Leave the pictures out. Return all other data exactly.

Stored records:
__________________________________________________

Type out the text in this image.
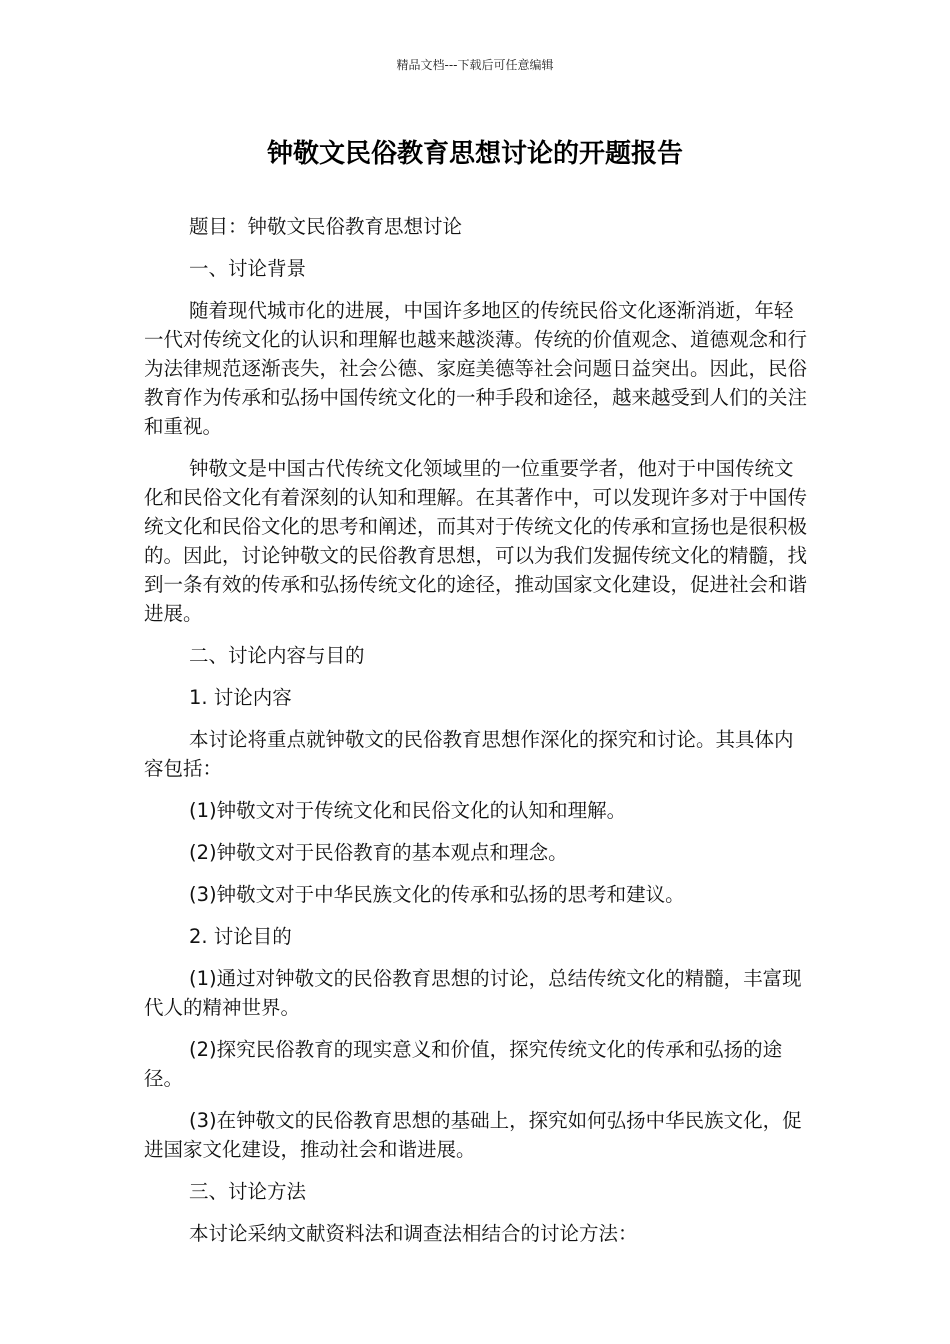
精品文档---下载后可任意编辑
钟敬文民俗教育思想讨论的开题报告

题目：钟敬文民俗教育思想讨论

一、讨论背景

随着现代城市化的进展，中国许多地区的传统民俗文化逐渐消逝，年轻一代对传统文化的认识和理解也越来越淡薄。传统的价值观念、道德观念和行为法律规范逐渐丧失，社会公德、家庭美德等社会问题日益突出。因此，民俗教育作为传承和弘扬中国传统文化的一种手段和途径，越来越受到人们的关注和重视。

钟敬文是中国古代传统文化领域里的一位重要学者，他对于中国传统文化和民俗文化有着深刻的认知和理解。在其著作中，可以发现许多对于中国传统文化和民俗文化的思考和阐述，而其对于传统文化的传承和宣扬也是很积极的。因此，讨论钟敬文的民俗教育思想，可以为我们发掘传统文化的精髓，找到一条有效的传承和弘扬传统文化的途径，推动国家文化建设，促进社会和谐进展。

二、讨论内容与目的

1. 讨论内容

本讨论将重点就钟敬文的民俗教育思想作深化的探究和讨论。其具体内容包括：

(1)钟敬文对于传统文化和民俗文化的认知和理解。

(2)钟敬文对于民俗教育的基本观点和理念。

(3)钟敬文对于中华民族文化的传承和弘扬的思考和建议。

2. 讨论目的

(1)通过对钟敬文的民俗教育思想的讨论，总结传统文化的精髓，丰富现代人的精神世界。

(2)探究民俗教育的现实意义和价值，探究传统文化的传承和弘扬的途径。

(3)在钟敬文的民俗教育思想的基础上，探究如何弘扬中华民族文化，促进国家文化建设，推动社会和谐进展。

三、讨论方法

本讨论采纳文献资料法和调查法相结合的讨论方法：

__________________________________________________

= Solution to the exercise =
Type out the text in this image.
精品文档---下载后可任意编辑
钟敬文民俗教育思想讨论的开题报告

题目：钟敬文民俗教育思想讨论

一、讨论背景

随着现代城市化的进展，中国许多地区的传统民俗文化逐渐消逝，年轻一代对传统文化的认识和理解也越来越淡薄。传统的价值观念、道德观念和行为法律规范逐渐丧失，社会公德、家庭美德等社会问题日益突出。因此，民俗教育作为传承和弘扬中国传统文化的一种手段和途径，越来越受到人们的关注和重视。

钟敬文是中国古代传统文化领域里的一位重要学者，他对于中国传统文化和民俗文化有着深刻的认知和理解。在其著作中，可以发现许多对于中国传统文化和民俗文化的思考和阐述，而其对于传统文化的传承和宣扬也是很积极的。因此，讨论钟敬文的民俗教育思想，可以为我们发掘传统文化的精髓，找到一条有效的传承和弘扬传统文化的途径，推动国家文化建设，促进社会和谐进展。

二、讨论内容与目的

1. 讨论内容

本讨论将重点就钟敬文的民俗教育思想作深化的探究和讨论。其具体内容包括：

(1)钟敬文对于传统文化和民俗文化的认知和理解。

(2)钟敬文对于民俗教育的基本观点和理念。

(3)钟敬文对于中华民族文化的传承和弘扬的思考和建议。

2. 讨论目的

(1)通过对钟敬文的民俗教育思想的讨论，总结传统文化的精髓，丰富现代人的精神世界。

(2)探究民俗教育的现实意义和价值，探究传统文化的传承和弘扬的途径。

(3)在钟敬文的民俗教育思想的基础上，探究如何弘扬中华民族文化，促进国家文化建设，推动社会和谐进展。

三、讨论方法

本讨论采纳文献资料法和调查法相结合的讨论方法：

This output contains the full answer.